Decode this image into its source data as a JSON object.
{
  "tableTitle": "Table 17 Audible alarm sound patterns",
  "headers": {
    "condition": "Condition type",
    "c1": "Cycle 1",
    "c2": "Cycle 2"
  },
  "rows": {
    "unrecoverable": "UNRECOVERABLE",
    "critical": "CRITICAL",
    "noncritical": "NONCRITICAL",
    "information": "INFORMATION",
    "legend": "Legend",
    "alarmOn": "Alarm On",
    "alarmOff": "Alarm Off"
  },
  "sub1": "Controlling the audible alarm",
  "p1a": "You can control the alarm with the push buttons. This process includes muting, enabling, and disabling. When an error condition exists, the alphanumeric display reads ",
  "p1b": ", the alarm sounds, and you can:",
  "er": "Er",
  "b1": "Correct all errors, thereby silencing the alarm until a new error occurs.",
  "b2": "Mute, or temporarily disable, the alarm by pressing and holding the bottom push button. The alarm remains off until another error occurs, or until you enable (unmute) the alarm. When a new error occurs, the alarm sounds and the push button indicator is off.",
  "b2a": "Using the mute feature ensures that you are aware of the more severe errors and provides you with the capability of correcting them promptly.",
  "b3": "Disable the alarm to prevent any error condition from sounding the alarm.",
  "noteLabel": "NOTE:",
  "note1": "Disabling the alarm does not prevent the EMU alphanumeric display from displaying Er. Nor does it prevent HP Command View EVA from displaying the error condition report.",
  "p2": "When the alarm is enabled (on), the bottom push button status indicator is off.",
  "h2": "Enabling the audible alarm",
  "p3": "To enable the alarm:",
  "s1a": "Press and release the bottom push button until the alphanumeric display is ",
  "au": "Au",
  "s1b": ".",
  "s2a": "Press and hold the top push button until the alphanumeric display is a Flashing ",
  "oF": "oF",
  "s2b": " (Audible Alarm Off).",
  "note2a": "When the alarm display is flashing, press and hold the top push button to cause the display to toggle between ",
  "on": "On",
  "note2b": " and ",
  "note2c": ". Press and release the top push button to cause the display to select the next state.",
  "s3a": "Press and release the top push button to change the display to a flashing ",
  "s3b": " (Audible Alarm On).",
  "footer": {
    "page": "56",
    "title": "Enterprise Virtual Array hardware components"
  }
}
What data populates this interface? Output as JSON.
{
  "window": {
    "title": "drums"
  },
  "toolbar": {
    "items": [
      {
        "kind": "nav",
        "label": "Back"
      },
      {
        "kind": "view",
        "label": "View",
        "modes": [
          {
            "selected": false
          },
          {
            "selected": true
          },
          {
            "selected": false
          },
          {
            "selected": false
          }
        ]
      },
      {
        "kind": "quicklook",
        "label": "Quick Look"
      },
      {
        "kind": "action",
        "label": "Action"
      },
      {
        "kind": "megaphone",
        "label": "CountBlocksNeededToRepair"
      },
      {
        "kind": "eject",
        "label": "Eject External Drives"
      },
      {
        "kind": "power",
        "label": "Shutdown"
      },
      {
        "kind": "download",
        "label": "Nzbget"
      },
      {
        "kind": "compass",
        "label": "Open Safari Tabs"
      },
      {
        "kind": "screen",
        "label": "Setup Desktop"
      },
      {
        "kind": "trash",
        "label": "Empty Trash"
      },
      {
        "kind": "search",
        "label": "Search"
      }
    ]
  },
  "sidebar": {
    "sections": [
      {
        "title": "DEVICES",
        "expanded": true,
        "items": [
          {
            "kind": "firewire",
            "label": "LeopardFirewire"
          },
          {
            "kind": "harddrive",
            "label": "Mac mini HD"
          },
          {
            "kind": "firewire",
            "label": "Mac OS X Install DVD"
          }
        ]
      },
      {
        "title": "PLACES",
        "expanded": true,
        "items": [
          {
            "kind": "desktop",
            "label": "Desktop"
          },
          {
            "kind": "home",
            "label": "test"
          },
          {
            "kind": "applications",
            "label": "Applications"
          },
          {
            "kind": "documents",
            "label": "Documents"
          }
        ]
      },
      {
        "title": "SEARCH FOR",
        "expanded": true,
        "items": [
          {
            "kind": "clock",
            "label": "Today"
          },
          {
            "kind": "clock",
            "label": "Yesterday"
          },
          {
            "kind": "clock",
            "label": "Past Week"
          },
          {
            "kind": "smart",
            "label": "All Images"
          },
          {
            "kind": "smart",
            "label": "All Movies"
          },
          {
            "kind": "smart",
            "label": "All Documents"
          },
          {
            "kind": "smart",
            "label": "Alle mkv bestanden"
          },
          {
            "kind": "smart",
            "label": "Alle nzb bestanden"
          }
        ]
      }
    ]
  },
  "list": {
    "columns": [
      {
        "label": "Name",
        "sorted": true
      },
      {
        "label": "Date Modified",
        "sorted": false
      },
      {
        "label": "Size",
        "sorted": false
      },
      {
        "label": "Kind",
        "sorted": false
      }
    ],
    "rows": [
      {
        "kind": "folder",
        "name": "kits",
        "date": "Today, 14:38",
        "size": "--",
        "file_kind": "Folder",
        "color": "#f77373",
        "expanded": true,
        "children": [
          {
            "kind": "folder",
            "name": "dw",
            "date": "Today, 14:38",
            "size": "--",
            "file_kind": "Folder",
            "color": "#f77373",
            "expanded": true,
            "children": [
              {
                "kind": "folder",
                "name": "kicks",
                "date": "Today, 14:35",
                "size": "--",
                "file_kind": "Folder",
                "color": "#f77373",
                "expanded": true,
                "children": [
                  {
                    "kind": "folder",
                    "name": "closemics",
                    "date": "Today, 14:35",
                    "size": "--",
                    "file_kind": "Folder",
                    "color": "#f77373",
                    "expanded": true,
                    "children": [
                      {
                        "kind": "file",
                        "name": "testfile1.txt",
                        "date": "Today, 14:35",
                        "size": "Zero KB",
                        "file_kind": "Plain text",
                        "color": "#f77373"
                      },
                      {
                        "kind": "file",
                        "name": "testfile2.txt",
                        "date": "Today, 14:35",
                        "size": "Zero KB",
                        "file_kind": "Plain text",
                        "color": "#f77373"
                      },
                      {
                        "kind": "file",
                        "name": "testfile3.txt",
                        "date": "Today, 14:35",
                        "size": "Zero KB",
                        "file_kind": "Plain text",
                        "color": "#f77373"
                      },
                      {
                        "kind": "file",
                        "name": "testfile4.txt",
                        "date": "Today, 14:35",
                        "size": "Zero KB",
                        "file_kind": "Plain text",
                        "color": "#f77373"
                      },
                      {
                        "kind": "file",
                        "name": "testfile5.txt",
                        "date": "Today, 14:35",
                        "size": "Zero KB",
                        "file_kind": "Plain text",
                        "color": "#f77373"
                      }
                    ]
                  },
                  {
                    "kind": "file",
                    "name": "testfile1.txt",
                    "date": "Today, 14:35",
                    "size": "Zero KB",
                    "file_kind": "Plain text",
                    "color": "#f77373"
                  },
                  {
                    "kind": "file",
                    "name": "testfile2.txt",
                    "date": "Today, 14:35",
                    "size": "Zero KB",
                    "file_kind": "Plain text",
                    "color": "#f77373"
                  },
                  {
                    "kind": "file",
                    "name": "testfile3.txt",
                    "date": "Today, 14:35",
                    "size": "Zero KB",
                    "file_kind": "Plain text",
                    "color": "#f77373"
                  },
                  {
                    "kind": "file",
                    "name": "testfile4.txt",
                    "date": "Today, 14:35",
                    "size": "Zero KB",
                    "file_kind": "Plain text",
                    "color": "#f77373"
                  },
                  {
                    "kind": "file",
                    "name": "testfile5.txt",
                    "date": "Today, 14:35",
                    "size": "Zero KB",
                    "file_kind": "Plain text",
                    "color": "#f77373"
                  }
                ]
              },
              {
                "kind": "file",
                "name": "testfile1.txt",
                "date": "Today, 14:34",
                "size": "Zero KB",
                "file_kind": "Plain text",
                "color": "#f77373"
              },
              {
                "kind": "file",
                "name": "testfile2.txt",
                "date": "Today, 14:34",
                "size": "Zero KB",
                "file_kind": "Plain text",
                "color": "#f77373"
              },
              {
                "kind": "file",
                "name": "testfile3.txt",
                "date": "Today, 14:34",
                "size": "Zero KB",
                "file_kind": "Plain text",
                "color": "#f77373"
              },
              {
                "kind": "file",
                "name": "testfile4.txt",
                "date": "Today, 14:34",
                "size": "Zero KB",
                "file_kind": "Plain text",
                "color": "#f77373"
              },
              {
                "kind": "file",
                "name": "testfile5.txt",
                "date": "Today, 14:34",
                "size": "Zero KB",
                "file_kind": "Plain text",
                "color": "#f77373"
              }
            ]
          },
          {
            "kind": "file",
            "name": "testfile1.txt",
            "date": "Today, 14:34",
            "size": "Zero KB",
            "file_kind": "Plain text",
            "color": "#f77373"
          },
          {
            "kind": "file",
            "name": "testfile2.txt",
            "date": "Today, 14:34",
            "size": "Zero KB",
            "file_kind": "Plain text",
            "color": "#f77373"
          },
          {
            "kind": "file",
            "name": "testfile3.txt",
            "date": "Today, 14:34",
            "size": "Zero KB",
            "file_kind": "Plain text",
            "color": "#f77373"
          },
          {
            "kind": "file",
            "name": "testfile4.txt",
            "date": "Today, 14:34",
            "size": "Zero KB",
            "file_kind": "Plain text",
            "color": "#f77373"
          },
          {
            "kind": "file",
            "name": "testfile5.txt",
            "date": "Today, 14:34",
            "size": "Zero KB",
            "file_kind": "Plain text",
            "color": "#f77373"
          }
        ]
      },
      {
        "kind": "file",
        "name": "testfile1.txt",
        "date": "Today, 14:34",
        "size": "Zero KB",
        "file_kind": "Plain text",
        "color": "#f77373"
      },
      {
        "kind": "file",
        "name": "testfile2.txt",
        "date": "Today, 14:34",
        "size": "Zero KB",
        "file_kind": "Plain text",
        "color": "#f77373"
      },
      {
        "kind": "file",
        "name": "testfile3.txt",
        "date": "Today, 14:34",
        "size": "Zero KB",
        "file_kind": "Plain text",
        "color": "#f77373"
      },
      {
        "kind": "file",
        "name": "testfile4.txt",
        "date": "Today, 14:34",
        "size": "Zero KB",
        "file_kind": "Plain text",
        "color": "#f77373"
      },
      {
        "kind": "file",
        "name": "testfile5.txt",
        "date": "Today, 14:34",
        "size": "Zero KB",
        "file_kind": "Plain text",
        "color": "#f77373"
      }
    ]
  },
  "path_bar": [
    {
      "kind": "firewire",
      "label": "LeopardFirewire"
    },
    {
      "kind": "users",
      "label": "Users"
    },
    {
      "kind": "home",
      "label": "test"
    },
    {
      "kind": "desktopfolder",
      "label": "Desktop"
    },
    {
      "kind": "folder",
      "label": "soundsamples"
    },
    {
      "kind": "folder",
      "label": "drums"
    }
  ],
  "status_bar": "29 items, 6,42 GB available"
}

----

● Problem to work on: Find every line holding the word "with"; give their count and nothing else.

● Answer to this task: 2